**Task prompt**
From the data that follows, report how many lines hold the string "kind", giving only the number.

-- BEGIN Records --

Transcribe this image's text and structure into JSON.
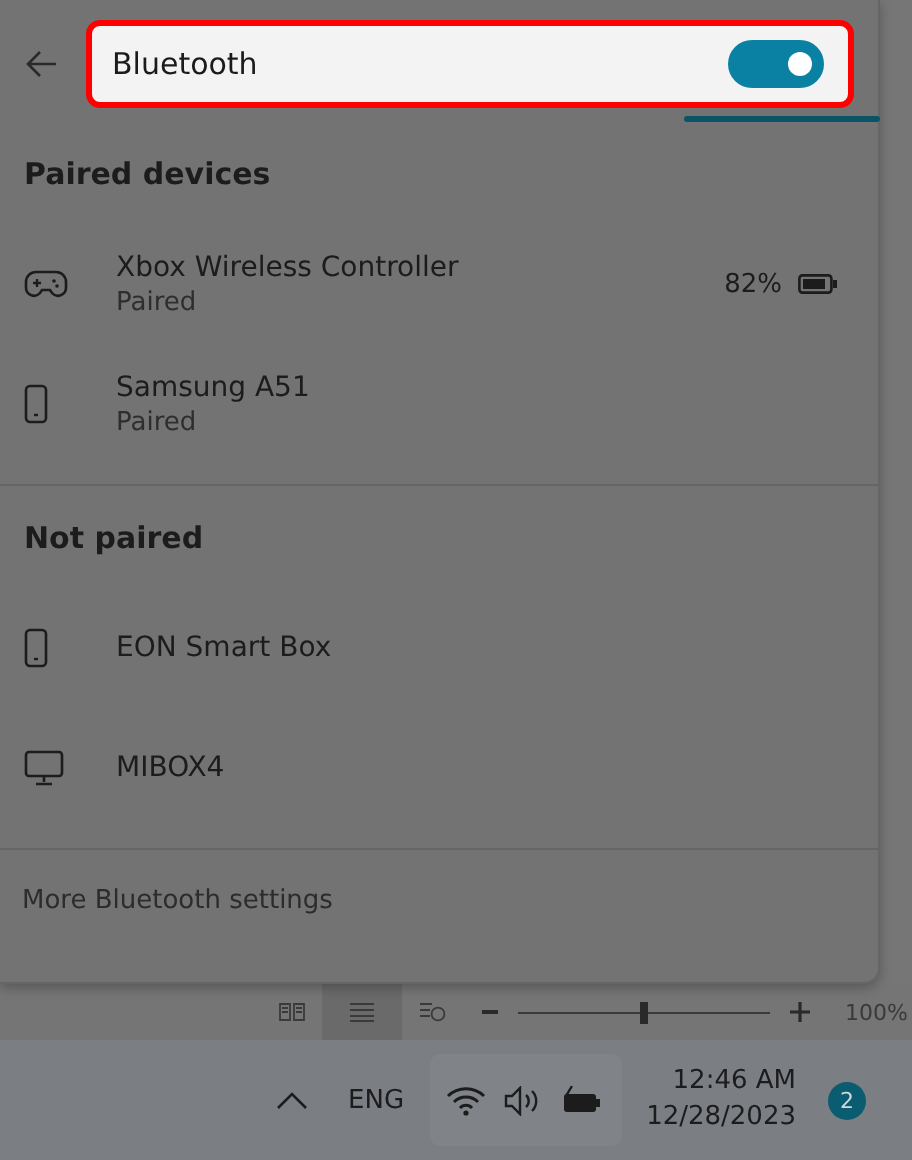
{
  "bluetooth": {
    "label": "Bluetooth",
    "on": true,
    "highlighted": true
  },
  "sections": [
    {
      "title": "Paired devices",
      "devices": [
        {
          "kind": "gamepad",
          "name": "Xbox Wireless Controller",
          "status": "Paired",
          "battery": "82%"
        },
        {
          "kind": "phone",
          "name": "Samsung A51",
          "status": "Paired"
        }
      ]
    },
    {
      "title": "Not paired",
      "devices": [
        {
          "kind": "phone",
          "name": "EON Smart Box"
        },
        {
          "kind": "monitor",
          "name": "MIBOX4"
        }
      ]
    }
  ],
  "footer_link": "More Bluetooth settings",
  "document_status_bar": {
    "zoom_slider": {
      "level": 0.5
    },
    "zoom": "100%"
  },
  "taskbar": {
    "language": "ENG",
    "time": "12:46 AM",
    "date": "12/28/2023",
    "notifications": "2"
  }
}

-- END Records --

**Response to this task**
4